**KUTIPAN TERPILIH**
Saturday, July 17, 2010

Selamat Jalan, Pemahat-Pemahat Mozaik Negeri!

Adalah sebuah kebanggaan yang tiada tara ketika sesorang bisa menjadi wakil sebuah entitas yang amat dicintainya. Ini adalah momen terbaik ketika sesorang telah didapuk menjadi the front line troopers of the nation. Mereka benar-benar menjadi the first impression bagi seluruh kapasitas yang dimiliki.

Sebenarnya tanggung jawabnya bukanlah pada lapisan terdepan saja, tetapi pada seluruh lapisan hingga yang paling dalam. Namun, tanggung jawab the front liner menjadi lebih penting karena ketika mereka terjebak kegagalan, maka keindahan-keindahan pada lapisan-lapaisan selanjutnya akan menjadi barang usang yang tak pernah akan orang berkenan melihat, atau bahkan sekedar melirik. Maka, adalah pantas untuk menyematkan perhatian penuh pada the front liner ini.

Dalam konteks ini, T-ta Paramadina (T-ta) sejenak kiranya akan menjadi the front liner itu. Berdiri sejak April tahul lalu, T-ta telah mecatat beberapa keberhasilan. Sebagai oragnisasi kemahasiswaan yang berupaya melestarikan tarian tradisional, T-ta berhasil menebar pukau dan pesona pada mata-mata pengunjung seminar, workshop, dan kegiatan lainnya dalam skala nasional. Dan kini, sebentar lagi, mereka masih akan menyajikan tampilan gerak tari nusantara, tetapi dalam konteks yang lebih besar, konteks internasional, konteks dunia.

Data yang diambil dari sebuah koleksi

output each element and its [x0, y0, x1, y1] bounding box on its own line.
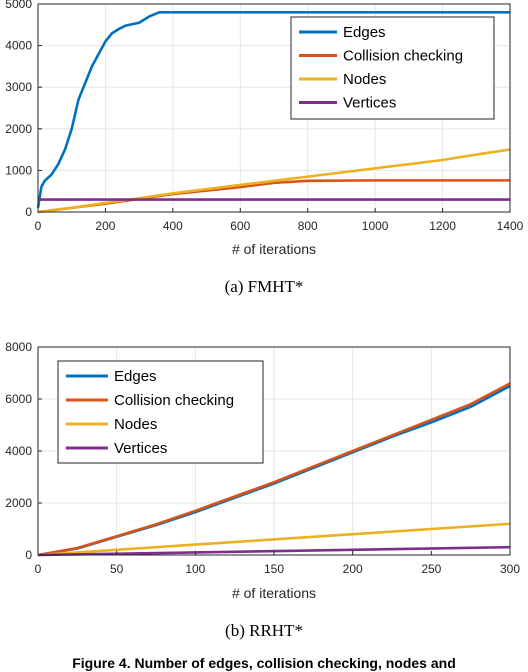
y-tick-label: 2000	[5, 496, 32, 510]
x-tick-label: 0	[35, 219, 42, 233]
x-axis-label: # of iterations	[232, 585, 316, 601]
x-tick-label: 400	[163, 219, 183, 233]
y-tick-label: 8000	[5, 340, 32, 354]
x-tick-label: 200	[95, 219, 115, 233]
legend-label: Collision checking	[114, 392, 234, 409]
x-tick-label: 0	[35, 562, 42, 576]
legend-label: Edges	[343, 24, 386, 41]
x-tick-label: 200	[343, 562, 363, 576]
caption-b: (b) RRHT*	[225, 621, 303, 640]
y-tick-label: 3000	[5, 80, 32, 94]
y-tick-label: 1000	[5, 163, 32, 177]
caption-a: (a) FMHT*	[225, 277, 304, 296]
legend-label: Vertices	[114, 440, 167, 457]
legend: Edges Collision checking Nodes Vertices	[57, 360, 264, 464]
legend-label: Nodes	[114, 416, 157, 433]
y-tick-label: 4000	[5, 444, 32, 458]
series-line-nodes	[37, 522, 511, 557]
legend: Edges Collision checking Nodes Vertices	[290, 16, 495, 120]
x-axis-label: # of iterations	[232, 241, 316, 257]
figure-footer-text: Figure 4. Number of edges, collision che…	[72, 655, 456, 671]
legend-box	[57, 360, 264, 464]
x-tick-label: 600	[230, 219, 250, 233]
series-line-nodes	[37, 148, 511, 214]
series-line-edges	[36, 11, 510, 209]
y-tick-label: 0	[25, 548, 32, 562]
x-tick-label: 250	[421, 562, 441, 576]
x-tick-label: 150	[264, 562, 284, 576]
x-tick-label: 1000	[362, 219, 389, 233]
x-tick-label: 100	[185, 562, 205, 576]
x-tick-label: 50	[110, 562, 124, 576]
y-tick-label: 5000	[5, 0, 32, 11]
legend-label: Collision checking	[343, 48, 463, 65]
chart-rrht: 0 50 100 150 200 250 300 0 2000 4000 6000 8000 # of …	[5, 340, 520, 601]
series-line-collision-checking	[37, 382, 511, 557]
legend-label: Vertices	[343, 95, 396, 112]
x-tick-label: 300	[500, 562, 520, 576]
y-tick-label: 2000	[5, 122, 32, 136]
x-tick-label: 1400	[497, 219, 524, 233]
x-tick-label: 800	[298, 219, 318, 233]
y-tick-label: 6000	[5, 392, 32, 406]
chart-fmht: 0 200 400 600 800 1000 1200 1400 0 1000 2000 3000 40…	[5, 0, 523, 257]
x-tick-label: 1200	[429, 219, 456, 233]
y-tick-label: 4000	[5, 39, 32, 53]
y-tick-label: 0	[25, 205, 32, 219]
legend-label: Nodes	[343, 71, 386, 88]
legend-label: Edges	[114, 368, 157, 385]
axes-box	[37, 3, 511, 213]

**TUGAS YANG DIBERIKAN 1**
Daftarkan setiap frasa berbahasa Inggris yang diawali kata "the" dalam tulisan tentang T-ta Paramadina, masing-masing cukup sekali.
**TUGAS YANG DIBERIKAN 2**
Jawab pertanyaan berikut berdasarkan tulisan tentang T-ta Paramadina:
(a) Selain pada lapisan terdepan, tanggung jawab itu sebenarnya berada pada apa?
(b) Apa yang berupaya dilestarikan oleh T-ta sebagai organisasi kemahasiswaan?
(c) Dalam konteks apa T-ta akan menyajikan tampilan gerak tari nusantara berikutnya?
**TUGAS YANG DIBERIKAN 3**
Teruskan tulisan tentang T-ta Paramadina, dimulai setelah kalimat terakhirnya.

**HASIL AKHIR 1**
- the front line troopers of the nation
- the first impression
- the front liner

**HASIL AKHIR 2**
(a) Pada seluruh lapisan hingga yang paling dalam.
(b) Tarian tradisional.
(c) Konteks yang lebih besar, yaitu konteks internasional atau konteks dunia.

**HASIL AKHIR 3**
Bukan Pada 7-23 Agustus 2010, teman-teman dari T-ta yang berjumlah 23 orang akan mengikuti dua festival kebudayaan berskala dunia di Polandia. Adalah acara bertajuk World Folk Review Integration 2010 yang menjadi ajang pertama yang akan dilakoni. Festival besar yang digagas oleh seorang Dariusz Majchrowicz, seorang manajer artistik, direktur and koreografer grup Folk Dance "Poznan", ini akan berlangsung pada 8-16 Agustus 2010 di Kota Poznan. Semoga sukses T-ta!

Hari berikutnya, 17 Agustus 2010, bertepatan dengan hari kemerdekaan negeri tercinta ini, T-ta akan melawat ke KBRI (Kedutaan Besar Republik Indonesia). Tentu ini akan menjadi sebuah kebanggaan tersendiri ketika orang-orang Indonesia yang berada di sana bisa kembali merasakan keindahan mozaik kebudayaan dari negeri mereka yang separated away. Ini ‘kan menjadi pelepas dahaga kerinduan akan suasana negeri yang terpisah jauh. Semoga berhasil T-ta!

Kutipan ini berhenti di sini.